Extract every line below, verbatim.

-- -- --

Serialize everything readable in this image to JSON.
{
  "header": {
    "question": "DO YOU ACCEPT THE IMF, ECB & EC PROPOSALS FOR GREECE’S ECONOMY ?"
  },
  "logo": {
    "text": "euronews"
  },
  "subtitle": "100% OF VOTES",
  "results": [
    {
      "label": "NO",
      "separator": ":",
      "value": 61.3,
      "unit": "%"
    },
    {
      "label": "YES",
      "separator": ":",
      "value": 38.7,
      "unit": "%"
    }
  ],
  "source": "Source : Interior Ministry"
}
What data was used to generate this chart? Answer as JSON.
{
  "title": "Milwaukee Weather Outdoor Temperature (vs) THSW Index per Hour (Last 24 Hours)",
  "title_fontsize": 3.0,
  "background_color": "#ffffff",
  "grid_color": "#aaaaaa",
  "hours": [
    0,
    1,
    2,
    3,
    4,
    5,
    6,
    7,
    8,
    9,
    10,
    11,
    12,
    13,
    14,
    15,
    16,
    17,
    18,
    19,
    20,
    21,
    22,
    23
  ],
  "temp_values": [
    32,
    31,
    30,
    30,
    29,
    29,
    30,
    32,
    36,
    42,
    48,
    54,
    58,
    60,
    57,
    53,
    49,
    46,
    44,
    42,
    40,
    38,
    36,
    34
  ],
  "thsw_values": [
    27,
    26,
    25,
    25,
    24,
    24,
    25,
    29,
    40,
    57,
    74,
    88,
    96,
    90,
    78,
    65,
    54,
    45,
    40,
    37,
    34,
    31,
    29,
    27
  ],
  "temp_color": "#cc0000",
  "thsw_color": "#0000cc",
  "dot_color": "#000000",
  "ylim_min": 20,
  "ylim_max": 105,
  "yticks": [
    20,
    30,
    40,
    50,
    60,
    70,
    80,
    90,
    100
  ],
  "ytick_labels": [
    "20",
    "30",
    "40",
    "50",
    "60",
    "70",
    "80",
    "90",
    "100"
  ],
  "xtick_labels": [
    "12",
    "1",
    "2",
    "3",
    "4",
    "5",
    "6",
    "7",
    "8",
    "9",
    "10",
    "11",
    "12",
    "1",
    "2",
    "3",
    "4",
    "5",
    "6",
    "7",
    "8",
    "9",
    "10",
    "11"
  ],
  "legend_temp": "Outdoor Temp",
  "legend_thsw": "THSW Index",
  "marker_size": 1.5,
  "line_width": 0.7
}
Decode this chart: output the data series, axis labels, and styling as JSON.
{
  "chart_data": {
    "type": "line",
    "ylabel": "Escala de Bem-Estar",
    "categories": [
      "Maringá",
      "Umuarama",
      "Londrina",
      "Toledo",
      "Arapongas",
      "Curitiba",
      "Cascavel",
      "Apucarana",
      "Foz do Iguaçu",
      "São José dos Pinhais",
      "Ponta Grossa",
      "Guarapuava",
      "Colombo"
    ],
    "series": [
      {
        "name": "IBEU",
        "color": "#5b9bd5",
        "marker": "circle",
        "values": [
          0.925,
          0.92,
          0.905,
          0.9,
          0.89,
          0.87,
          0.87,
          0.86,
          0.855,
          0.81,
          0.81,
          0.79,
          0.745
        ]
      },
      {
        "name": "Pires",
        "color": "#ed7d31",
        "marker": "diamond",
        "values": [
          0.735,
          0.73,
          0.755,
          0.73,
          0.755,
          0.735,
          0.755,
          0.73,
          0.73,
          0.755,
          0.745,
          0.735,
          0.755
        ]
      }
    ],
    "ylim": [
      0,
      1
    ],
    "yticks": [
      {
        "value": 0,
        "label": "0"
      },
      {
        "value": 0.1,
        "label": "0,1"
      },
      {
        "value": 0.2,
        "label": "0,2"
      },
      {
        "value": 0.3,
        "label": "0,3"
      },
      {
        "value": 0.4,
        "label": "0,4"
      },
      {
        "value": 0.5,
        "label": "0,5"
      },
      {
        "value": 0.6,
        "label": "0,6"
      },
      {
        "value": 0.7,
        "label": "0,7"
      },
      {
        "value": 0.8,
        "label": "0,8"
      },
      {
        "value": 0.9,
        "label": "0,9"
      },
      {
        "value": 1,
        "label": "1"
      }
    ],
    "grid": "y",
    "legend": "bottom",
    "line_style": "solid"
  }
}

-- -- --

◆ SOLVED PROBLEM
Serialize everything readable in this image to JSON.
{
  "header": {
    "question": "DO YOU ACCEPT THE IMF, ECB & EC PROPOSALS FOR GREECE’S ECONOMY ?"
  },
  "logo": {
    "text": "euronews"
  },
  "subtitle": "100% OF VOTES",
  "results": [
    {
      "label": "NO",
      "separator": ":",
      "value": 61.3,
      "unit": "%"
    },
    {
      "label": "YES",
      "separator": ":",
      "value": 38.7,
      "unit": "%"
    }
  ],
  "source": "Source : Interior Ministry"
}
What data was used to generate this chart? Answer as JSON.
{
  "title": "Milwaukee Weather Outdoor Temperature (vs) THSW Index per Hour (Last 24 Hours)",
  "title_fontsize": 3.0,
  "background_color": "#ffffff",
  "grid_color": "#aaaaaa",
  "hours": [
    0,
    1,
    2,
    3,
    4,
    5,
    6,
    7,
    8,
    9,
    10,
    11,
    12,
    13,
    14,
    15,
    16,
    17,
    18,
    19,
    20,
    21,
    22,
    23
  ],
  "temp_values": [
    32,
    31,
    30,
    30,
    29,
    29,
    30,
    32,
    36,
    42,
    48,
    54,
    58,
    60,
    57,
    53,
    49,
    46,
    44,
    42,
    40,
    38,
    36,
    34
  ],
  "thsw_values": [
    27,
    26,
    25,
    25,
    24,
    24,
    25,
    29,
    40,
    57,
    74,
    88,
    96,
    90,
    78,
    65,
    54,
    45,
    40,
    37,
    34,
    31,
    29,
    27
  ],
  "temp_color": "#cc0000",
  "thsw_color": "#0000cc",
  "dot_color": "#000000",
  "ylim_min": 20,
  "ylim_max": 105,
  "yticks": [
    20,
    30,
    40,
    50,
    60,
    70,
    80,
    90,
    100
  ],
  "ytick_labels": [
    "20",
    "30",
    "40",
    "50",
    "60",
    "70",
    "80",
    "90",
    "100"
  ],
  "xtick_labels": [
    "12",
    "1",
    "2",
    "3",
    "4",
    "5",
    "6",
    "7",
    "8",
    "9",
    "10",
    "11",
    "12",
    "1",
    "2",
    "3",
    "4",
    "5",
    "6",
    "7",
    "8",
    "9",
    "10",
    "11"
  ],
  "legend_temp": "Outdoor Temp",
  "legend_thsw": "THSW Index",
  "marker_size": 1.5,
  "line_width": 0.7
}
Decode this chart: output the data series, axis labels, and styling as JSON.
{
  "chart_data": {
    "type": "line",
    "ylabel": "Escala de Bem-Estar",
    "categories": [
      "Maringá",
      "Umuarama",
      "Londrina",
      "Toledo",
      "Arapongas",
      "Curitiba",
      "Cascavel",
      "Apucarana",
      "Foz do Iguaçu",
      "São José dos Pinhais",
      "Ponta Grossa",
      "Guarapuava",
      "Colombo"
    ],
    "series": [
      {
        "name": "IBEU",
        "color": "#5b9bd5",
        "marker": "circle",
        "values": [
          0.925,
          0.92,
          0.905,
          0.9,
          0.89,
          0.87,
          0.87,
          0.86,
          0.855,
          0.81,
          0.81,
          0.79,
          0.745
        ]
      },
      {
        "name": "Pires",
        "color": "#ed7d31",
        "marker": "diamond",
        "values": [
          0.735,
          0.73,
          0.755,
          0.73,
          0.755,
          0.735,
          0.755,
          0.73,
          0.73,
          0.755,
          0.745,
          0.735,
          0.755
        ]
      }
    ],
    "ylim": [
      0,
      1
    ],
    "yticks": [
      {
        "value": 0,
        "label": "0"
      },
      {
        "value": 0.1,
        "label": "0,1"
      },
      {
        "value": 0.2,
        "label": "0,2"
      },
      {
        "value": 0.3,
        "label": "0,3"
      },
      {
        "value": 0.4,
        "label": "0,4"
      },
      {
        "value": 0.5,
        "label": "0,5"
      },
      {
        "value": 0.6,
        "label": "0,6"
      },
      {
        "value": 0.7,
        "label": "0,7"
      },
      {
        "value": 0.8,
        "label": "0,8"
      },
      {
        "value": 0.9,
        "label": "0,9"
      },
      {
        "value": 1,
        "label": "1"
      }
    ],
    "grid": "y",
    "legend": "bottom",
    "line_style": "solid"
  }
}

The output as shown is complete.